What is needed
Reproduce all the entries exactly.

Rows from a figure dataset
# # # # # # #

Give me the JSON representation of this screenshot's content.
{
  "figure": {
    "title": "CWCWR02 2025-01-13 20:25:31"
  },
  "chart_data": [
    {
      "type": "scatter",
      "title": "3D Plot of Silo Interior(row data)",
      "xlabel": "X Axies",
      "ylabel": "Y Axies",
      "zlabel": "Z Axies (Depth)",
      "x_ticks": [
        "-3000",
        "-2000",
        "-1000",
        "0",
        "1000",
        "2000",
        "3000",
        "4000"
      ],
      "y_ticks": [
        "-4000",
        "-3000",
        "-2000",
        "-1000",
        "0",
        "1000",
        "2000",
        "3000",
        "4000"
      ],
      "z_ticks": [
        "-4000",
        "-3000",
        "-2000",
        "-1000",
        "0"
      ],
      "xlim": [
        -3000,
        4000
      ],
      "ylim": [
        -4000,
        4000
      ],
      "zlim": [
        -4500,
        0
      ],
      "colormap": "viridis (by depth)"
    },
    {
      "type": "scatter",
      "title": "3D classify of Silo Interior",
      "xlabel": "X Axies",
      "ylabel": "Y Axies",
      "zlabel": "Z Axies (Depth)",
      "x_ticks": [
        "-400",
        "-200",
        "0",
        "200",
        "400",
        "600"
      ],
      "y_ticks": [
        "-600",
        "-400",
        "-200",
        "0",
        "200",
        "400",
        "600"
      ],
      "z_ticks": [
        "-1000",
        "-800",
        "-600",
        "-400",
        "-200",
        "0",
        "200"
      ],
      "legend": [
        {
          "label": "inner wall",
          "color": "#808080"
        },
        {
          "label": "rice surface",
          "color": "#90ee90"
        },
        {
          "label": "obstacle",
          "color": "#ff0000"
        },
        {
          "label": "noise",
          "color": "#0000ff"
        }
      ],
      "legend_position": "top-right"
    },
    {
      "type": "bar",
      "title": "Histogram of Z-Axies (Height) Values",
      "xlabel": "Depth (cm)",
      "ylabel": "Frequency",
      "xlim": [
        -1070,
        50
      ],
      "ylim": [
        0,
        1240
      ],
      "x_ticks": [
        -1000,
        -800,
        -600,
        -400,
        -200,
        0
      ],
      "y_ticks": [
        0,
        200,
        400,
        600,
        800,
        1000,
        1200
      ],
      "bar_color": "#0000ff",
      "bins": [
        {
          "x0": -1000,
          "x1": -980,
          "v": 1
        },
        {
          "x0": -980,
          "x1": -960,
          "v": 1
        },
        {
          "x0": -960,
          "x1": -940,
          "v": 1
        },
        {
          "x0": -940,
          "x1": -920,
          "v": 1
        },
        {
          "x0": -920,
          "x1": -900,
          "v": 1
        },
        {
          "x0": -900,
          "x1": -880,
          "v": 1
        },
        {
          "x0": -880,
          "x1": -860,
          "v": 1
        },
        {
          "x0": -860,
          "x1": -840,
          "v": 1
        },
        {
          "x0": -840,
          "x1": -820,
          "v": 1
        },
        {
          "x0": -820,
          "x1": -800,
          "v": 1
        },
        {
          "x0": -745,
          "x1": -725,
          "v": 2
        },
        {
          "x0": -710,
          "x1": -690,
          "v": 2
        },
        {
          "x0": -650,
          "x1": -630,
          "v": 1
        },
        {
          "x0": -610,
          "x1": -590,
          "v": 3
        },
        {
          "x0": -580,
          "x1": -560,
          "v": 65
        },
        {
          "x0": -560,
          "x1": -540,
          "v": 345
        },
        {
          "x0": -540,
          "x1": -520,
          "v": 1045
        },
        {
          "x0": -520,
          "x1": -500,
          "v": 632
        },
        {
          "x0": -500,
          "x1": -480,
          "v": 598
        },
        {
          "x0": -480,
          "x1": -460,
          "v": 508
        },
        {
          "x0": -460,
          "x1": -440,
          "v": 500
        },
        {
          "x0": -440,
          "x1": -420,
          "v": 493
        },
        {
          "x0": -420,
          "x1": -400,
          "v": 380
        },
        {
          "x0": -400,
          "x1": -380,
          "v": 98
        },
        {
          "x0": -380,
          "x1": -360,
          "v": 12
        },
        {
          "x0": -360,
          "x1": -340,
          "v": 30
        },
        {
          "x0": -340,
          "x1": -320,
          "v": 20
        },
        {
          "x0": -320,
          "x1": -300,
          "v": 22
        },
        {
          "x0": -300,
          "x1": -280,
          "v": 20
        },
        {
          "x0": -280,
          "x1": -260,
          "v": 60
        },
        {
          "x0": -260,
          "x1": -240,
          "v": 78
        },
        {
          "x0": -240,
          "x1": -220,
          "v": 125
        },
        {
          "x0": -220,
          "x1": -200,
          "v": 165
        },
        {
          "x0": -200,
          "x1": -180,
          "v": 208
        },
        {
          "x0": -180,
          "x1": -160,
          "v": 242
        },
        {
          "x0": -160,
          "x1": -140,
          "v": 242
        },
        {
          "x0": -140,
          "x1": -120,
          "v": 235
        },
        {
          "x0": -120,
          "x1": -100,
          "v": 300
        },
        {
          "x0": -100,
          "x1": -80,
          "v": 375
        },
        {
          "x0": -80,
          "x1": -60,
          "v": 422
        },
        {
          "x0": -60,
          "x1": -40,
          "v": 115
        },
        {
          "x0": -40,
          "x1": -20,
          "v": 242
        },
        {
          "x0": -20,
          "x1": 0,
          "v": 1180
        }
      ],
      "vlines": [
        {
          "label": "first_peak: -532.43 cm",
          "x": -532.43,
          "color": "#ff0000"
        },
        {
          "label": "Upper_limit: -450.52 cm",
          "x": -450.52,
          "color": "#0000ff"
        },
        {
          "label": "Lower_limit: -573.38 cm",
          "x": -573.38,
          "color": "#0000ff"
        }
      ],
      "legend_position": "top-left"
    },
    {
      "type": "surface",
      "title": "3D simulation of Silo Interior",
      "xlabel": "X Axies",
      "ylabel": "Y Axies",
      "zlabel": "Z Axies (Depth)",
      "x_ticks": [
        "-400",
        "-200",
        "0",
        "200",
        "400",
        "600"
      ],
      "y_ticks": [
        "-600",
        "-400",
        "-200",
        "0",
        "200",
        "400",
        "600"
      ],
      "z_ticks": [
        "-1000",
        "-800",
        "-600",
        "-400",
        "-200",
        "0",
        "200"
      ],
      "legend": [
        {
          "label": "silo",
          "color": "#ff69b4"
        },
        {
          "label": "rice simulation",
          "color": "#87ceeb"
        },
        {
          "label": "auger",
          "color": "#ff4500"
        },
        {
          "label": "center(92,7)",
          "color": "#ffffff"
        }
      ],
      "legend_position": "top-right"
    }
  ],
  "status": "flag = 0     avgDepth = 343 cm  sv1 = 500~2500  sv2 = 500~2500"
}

# # # # # # #

Exercise output
Give me the JSON representation of this screenshot's content.
{
  "figure": {
    "title": "CWCWR02 2025-01-13 20:25:31"
  },
  "chart_data": [
    {
      "type": "scatter",
      "title": "3D Plot of Silo Interior(row data)",
      "xlabel": "X Axies",
      "ylabel": "Y Axies",
      "zlabel": "Z Axies (Depth)",
      "x_ticks": [
        "-3000",
        "-2000",
        "-1000",
        "0",
        "1000",
        "2000",
        "3000",
        "4000"
      ],
      "y_ticks": [
        "-4000",
        "-3000",
        "-2000",
        "-1000",
        "0",
        "1000",
        "2000",
        "3000",
        "4000"
      ],
      "z_ticks": [
        "-4000",
        "-3000",
        "-2000",
        "-1000",
        "0"
      ],
      "xlim": [
        -3000,
        4000
      ],
      "ylim": [
        -4000,
        4000
      ],
      "zlim": [
        -4500,
        0
      ],
      "colormap": "viridis (by depth)"
    },
    {
      "type": "scatter",
      "title": "3D classify of Silo Interior",
      "xlabel": "X Axies",
      "ylabel": "Y Axies",
      "zlabel": "Z Axies (Depth)",
      "x_ticks": [
        "-400",
        "-200",
        "0",
        "200",
        "400",
        "600"
      ],
      "y_ticks": [
        "-600",
        "-400",
        "-200",
        "0",
        "200",
        "400",
        "600"
      ],
      "z_ticks": [
        "-1000",
        "-800",
        "-600",
        "-400",
        "-200",
        "0",
        "200"
      ],
      "legend": [
        {
          "label": "inner wall",
          "color": "#808080"
        },
        {
          "label": "rice surface",
          "color": "#90ee90"
        },
        {
          "label": "obstacle",
          "color": "#ff0000"
        },
        {
          "label": "noise",
          "color": "#0000ff"
        }
      ],
      "legend_position": "top-right"
    },
    {
      "type": "bar",
      "title": "Histogram of Z-Axies (Height) Values",
      "xlabel": "Depth (cm)",
      "ylabel": "Frequency",
      "xlim": [
        -1070,
        50
      ],
      "ylim": [
        0,
        1240
      ],
      "x_ticks": [
        -1000,
        -800,
        -600,
        -400,
        -200,
        0
      ],
      "y_ticks": [
        0,
        200,
        400,
        600,
        800,
        1000,
        1200
      ],
      "bar_color": "#0000ff",
      "bins": [
        {
          "x0": -1000,
          "x1": -980,
          "v": 1
        },
        {
          "x0": -980,
          "x1": -960,
          "v": 1
        },
        {
          "x0": -960,
          "x1": -940,
          "v": 1
        },
        {
          "x0": -940,
          "x1": -920,
          "v": 1
        },
        {
          "x0": -920,
          "x1": -900,
          "v": 1
        },
        {
          "x0": -900,
          "x1": -880,
          "v": 1
        },
        {
          "x0": -880,
          "x1": -860,
          "v": 1
        },
        {
          "x0": -860,
          "x1": -840,
          "v": 1
        },
        {
          "x0": -840,
          "x1": -820,
          "v": 1
        },
        {
          "x0": -820,
          "x1": -800,
          "v": 1
        },
        {
          "x0": -745,
          "x1": -725,
          "v": 2
        },
        {
          "x0": -710,
          "x1": -690,
          "v": 2
        },
        {
          "x0": -650,
          "x1": -630,
          "v": 1
        },
        {
          "x0": -610,
          "x1": -590,
          "v": 3
        },
        {
          "x0": -580,
          "x1": -560,
          "v": 65
        },
        {
          "x0": -560,
          "x1": -540,
          "v": 345
        },
        {
          "x0": -540,
          "x1": -520,
          "v": 1045
        },
        {
          "x0": -520,
          "x1": -500,
          "v": 632
        },
        {
          "x0": -500,
          "x1": -480,
          "v": 598
        },
        {
          "x0": -480,
          "x1": -460,
          "v": 508
        },
        {
          "x0": -460,
          "x1": -440,
          "v": 500
        },
        {
          "x0": -440,
          "x1": -420,
          "v": 493
        },
        {
          "x0": -420,
          "x1": -400,
          "v": 380
        },
        {
          "x0": -400,
          "x1": -380,
          "v": 98
        },
        {
          "x0": -380,
          "x1": -360,
          "v": 12
        },
        {
          "x0": -360,
          "x1": -340,
          "v": 30
        },
        {
          "x0": -340,
          "x1": -320,
          "v": 20
        },
        {
          "x0": -320,
          "x1": -300,
          "v": 22
        },
        {
          "x0": -300,
          "x1": -280,
          "v": 20
        },
        {
          "x0": -280,
          "x1": -260,
          "v": 60
        },
        {
          "x0": -260,
          "x1": -240,
          "v": 78
        },
        {
          "x0": -240,
          "x1": -220,
          "v": 125
        },
        {
          "x0": -220,
          "x1": -200,
          "v": 165
        },
        {
          "x0": -200,
          "x1": -180,
          "v": 208
        },
        {
          "x0": -180,
          "x1": -160,
          "v": 242
        },
        {
          "x0": -160,
          "x1": -140,
          "v": 242
        },
        {
          "x0": -140,
          "x1": -120,
          "v": 235
        },
        {
          "x0": -120,
          "x1": -100,
          "v": 300
        },
        {
          "x0": -100,
          "x1": -80,
          "v": 375
        },
        {
          "x0": -80,
          "x1": -60,
          "v": 422
        },
        {
          "x0": -60,
          "x1": -40,
          "v": 115
        },
        {
          "x0": -40,
          "x1": -20,
          "v": 242
        },
        {
          "x0": -20,
          "x1": 0,
          "v": 1180
        }
      ],
      "vlines": [
        {
          "label": "first_peak: -532.43 cm",
          "x": -532.43,
          "color": "#ff0000"
        },
        {
          "label": "Upper_limit: -450.52 cm",
          "x": -450.52,
          "color": "#0000ff"
        },
        {
          "label": "Lower_limit: -573.38 cm",
          "x": -573.38,
          "color": "#0000ff"
        }
      ],
      "legend_position": "top-left"
    },
    {
      "type": "surface",
      "title": "3D simulation of Silo Interior",
      "xlabel": "X Axies",
      "ylabel": "Y Axies",
      "zlabel": "Z Axies (Depth)",
      "x_ticks": [
        "-400",
        "-200",
        "0",
        "200",
        "400",
        "600"
      ],
      "y_ticks": [
        "-600",
        "-400",
        "-200",
        "0",
        "200",
        "400",
        "600"
      ],
      "z_ticks": [
        "-1000",
        "-800",
        "-600",
        "-400",
        "-200",
        "0",
        "200"
      ],
      "legend": [
        {
          "label": "silo",
          "color": "#ff69b4"
        },
        {
          "label": "rice simulation",
          "color": "#87ceeb"
        },
        {
          "label": "auger",
          "color": "#ff4500"
        },
        {
          "label": "center(92,7)",
          "color": "#ffffff"
        }
      ],
      "legend_position": "top-right"
    }
  ],
  "status": "flag = 0     avgDepth = 343 cm  sv1 = 500~2500  sv2 = 500~2500"
}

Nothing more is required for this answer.